Data provided start

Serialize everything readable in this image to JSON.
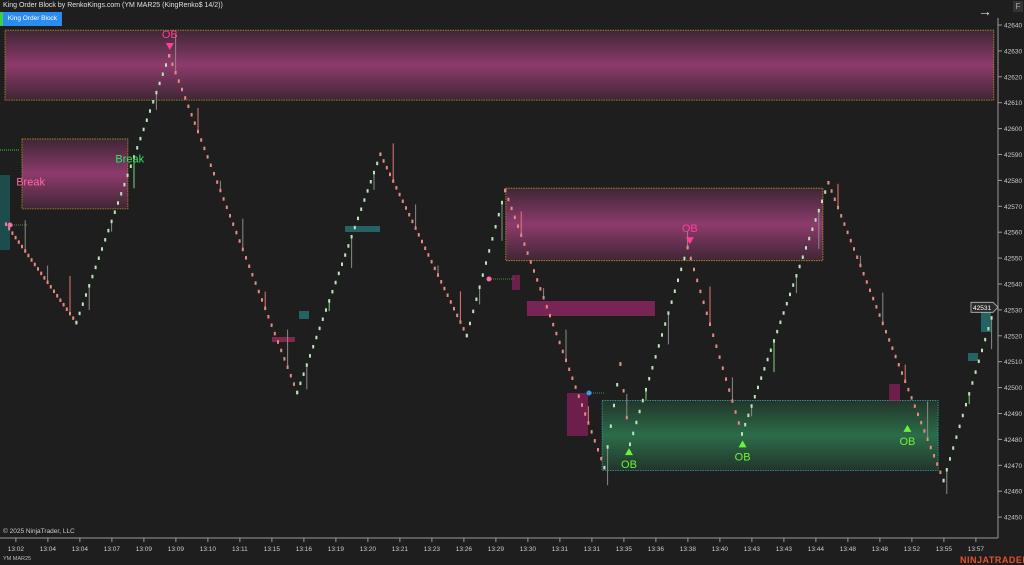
{
  "window": {
    "title": "King Order Block by RenkoKings.com (YM MAR25 (KingRenko$ 14/2))",
    "indicator_button": "King Order Block",
    "copyright": "© 2025 NinjaTrader, LLC",
    "instrument": "YM MAR25",
    "logo": "NINJATRADER",
    "f_button": "F",
    "arrow_icon": "arrow-right-icon"
  },
  "colors": {
    "background": "#1e1e1e",
    "bull_brick": "#b8e8b8",
    "bear_brick": "#e88a80",
    "bear_zone": "#a0407a",
    "bull_zone": "#2e7a50",
    "pink_label": "#ff3d9a",
    "green_label": "#6cf23a",
    "break_green": "#2ee86a"
  },
  "chart_data": {
    "type": "renko",
    "ylim": [
      42443,
      42642
    ],
    "yticks": [
      42640,
      42630,
      42620,
      42610,
      42600,
      42590,
      42580,
      42570,
      42560,
      42550,
      42540,
      42530,
      42520,
      42510,
      42500,
      42490,
      42480,
      42470,
      42460,
      42450
    ],
    "last_price": "42531",
    "xtick_labels": [
      "13:02",
      "13:04",
      "13:04",
      "13:07",
      "13:09",
      "13:09",
      "13:10",
      "13:11",
      "13:15",
      "13:16",
      "13:19",
      "13:20",
      "13:21",
      "13:23",
      "13:26",
      "13:29",
      "13:30",
      "13:31",
      "13:31",
      "13:35",
      "13:36",
      "13:38",
      "13:40",
      "13:43",
      "13:43",
      "13:44",
      "13:48",
      "13:48",
      "13:52",
      "13:55",
      "13:57"
    ],
    "pivots": [
      [
        0,
        42563
      ],
      [
        22,
        42525
      ],
      [
        51,
        42628
      ],
      [
        91,
        42498
      ],
      [
        117,
        42590
      ],
      [
        144,
        42520
      ],
      [
        156,
        42576
      ],
      [
        187,
        42469
      ],
      [
        192,
        42509
      ],
      [
        195,
        42478
      ],
      [
        213,
        42554
      ],
      [
        230,
        42482
      ],
      [
        257,
        42579
      ],
      [
        293,
        42464
      ],
      [
        309,
        42531
      ]
    ],
    "zones": [
      {
        "type": "bearish",
        "bars": [
          0,
          309
        ],
        "price": [
          42611,
          42638
        ]
      },
      {
        "type": "bearish",
        "bars": [
          5.3,
          38.4
        ],
        "price": [
          42569,
          42596
        ]
      },
      {
        "type": "bearish",
        "bars": [
          156.5,
          255.6
        ],
        "price": [
          42549,
          42577
        ]
      },
      {
        "type": "bullish",
        "bars": [
          186.6,
          291.6
        ],
        "price": [
          42468,
          42495
        ]
      }
    ],
    "labels": [
      {
        "text": "OB",
        "bar": 51.5,
        "price": 42635,
        "kind": "bear"
      },
      {
        "text": "Break",
        "bar": 8,
        "price": 42578,
        "kind": "break-bear"
      },
      {
        "text": "Break",
        "bar": 39,
        "price": 42587,
        "kind": "break-bull"
      },
      {
        "text": "OB",
        "bar": 214,
        "price": 42560,
        "kind": "bear"
      },
      {
        "text": "OB",
        "bar": 195,
        "price": 42477,
        "kind": "bull"
      },
      {
        "text": "OB",
        "bar": 230.5,
        "price": 42480,
        "kind": "bull"
      },
      {
        "text": "OB",
        "bar": 282,
        "price": 42486,
        "kind": "bull"
      }
    ]
  }
}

Data provided end

* Aim of the task *
Give back every line exactly as it stands, pictures excluded.

* Finished answer *
Serialize everything readable in this image to JSON.
{
  "window": {
    "title": "King Order Block by RenkoKings.com (YM MAR25 (KingRenko$ 14/2))",
    "indicator_button": "King Order Block",
    "copyright": "© 2025 NinjaTrader, LLC",
    "instrument": "YM MAR25",
    "logo": "NINJATRADER",
    "f_button": "F",
    "arrow_icon": "arrow-right-icon"
  },
  "colors": {
    "background": "#1e1e1e",
    "bull_brick": "#b8e8b8",
    "bear_brick": "#e88a80",
    "bear_zone": "#a0407a",
    "bull_zone": "#2e7a50",
    "pink_label": "#ff3d9a",
    "green_label": "#6cf23a",
    "break_green": "#2ee86a"
  },
  "chart_data": {
    "type": "renko",
    "ylim": [
      42443,
      42642
    ],
    "yticks": [
      42640,
      42630,
      42620,
      42610,
      42600,
      42590,
      42580,
      42570,
      42560,
      42550,
      42540,
      42530,
      42520,
      42510,
      42500,
      42490,
      42480,
      42470,
      42460,
      42450
    ],
    "last_price": "42531",
    "xtick_labels": [
      "13:02",
      "13:04",
      "13:04",
      "13:07",
      "13:09",
      "13:09",
      "13:10",
      "13:11",
      "13:15",
      "13:16",
      "13:19",
      "13:20",
      "13:21",
      "13:23",
      "13:26",
      "13:29",
      "13:30",
      "13:31",
      "13:31",
      "13:35",
      "13:36",
      "13:38",
      "13:40",
      "13:43",
      "13:43",
      "13:44",
      "13:48",
      "13:48",
      "13:52",
      "13:55",
      "13:57"
    ],
    "pivots": [
      [
        0,
        42563
      ],
      [
        22,
        42525
      ],
      [
        51,
        42628
      ],
      [
        91,
        42498
      ],
      [
        117,
        42590
      ],
      [
        144,
        42520
      ],
      [
        156,
        42576
      ],
      [
        187,
        42469
      ],
      [
        192,
        42509
      ],
      [
        195,
        42478
      ],
      [
        213,
        42554
      ],
      [
        230,
        42482
      ],
      [
        257,
        42579
      ],
      [
        293,
        42464
      ],
      [
        309,
        42531
      ]
    ],
    "zones": [
      {
        "type": "bearish",
        "bars": [
          0,
          309
        ],
        "price": [
          42611,
          42638
        ]
      },
      {
        "type": "bearish",
        "bars": [
          5.3,
          38.4
        ],
        "price": [
          42569,
          42596
        ]
      },
      {
        "type": "bearish",
        "bars": [
          156.5,
          255.6
        ],
        "price": [
          42549,
          42577
        ]
      },
      {
        "type": "bullish",
        "bars": [
          186.6,
          291.6
        ],
        "price": [
          42468,
          42495
        ]
      }
    ],
    "labels": [
      {
        "text": "OB",
        "bar": 51.5,
        "price": 42635,
        "kind": "bear"
      },
      {
        "text": "Break",
        "bar": 8,
        "price": 42578,
        "kind": "break-bear"
      },
      {
        "text": "Break",
        "bar": 39,
        "price": 42587,
        "kind": "break-bull"
      },
      {
        "text": "OB",
        "bar": 214,
        "price": 42560,
        "kind": "bear"
      },
      {
        "text": "OB",
        "bar": 195,
        "price": 42477,
        "kind": "bull"
      },
      {
        "text": "OB",
        "bar": 230.5,
        "price": 42480,
        "kind": "bull"
      },
      {
        "text": "OB",
        "bar": 282,
        "price": 42486,
        "kind": "bull"
      }
    ]
  }
}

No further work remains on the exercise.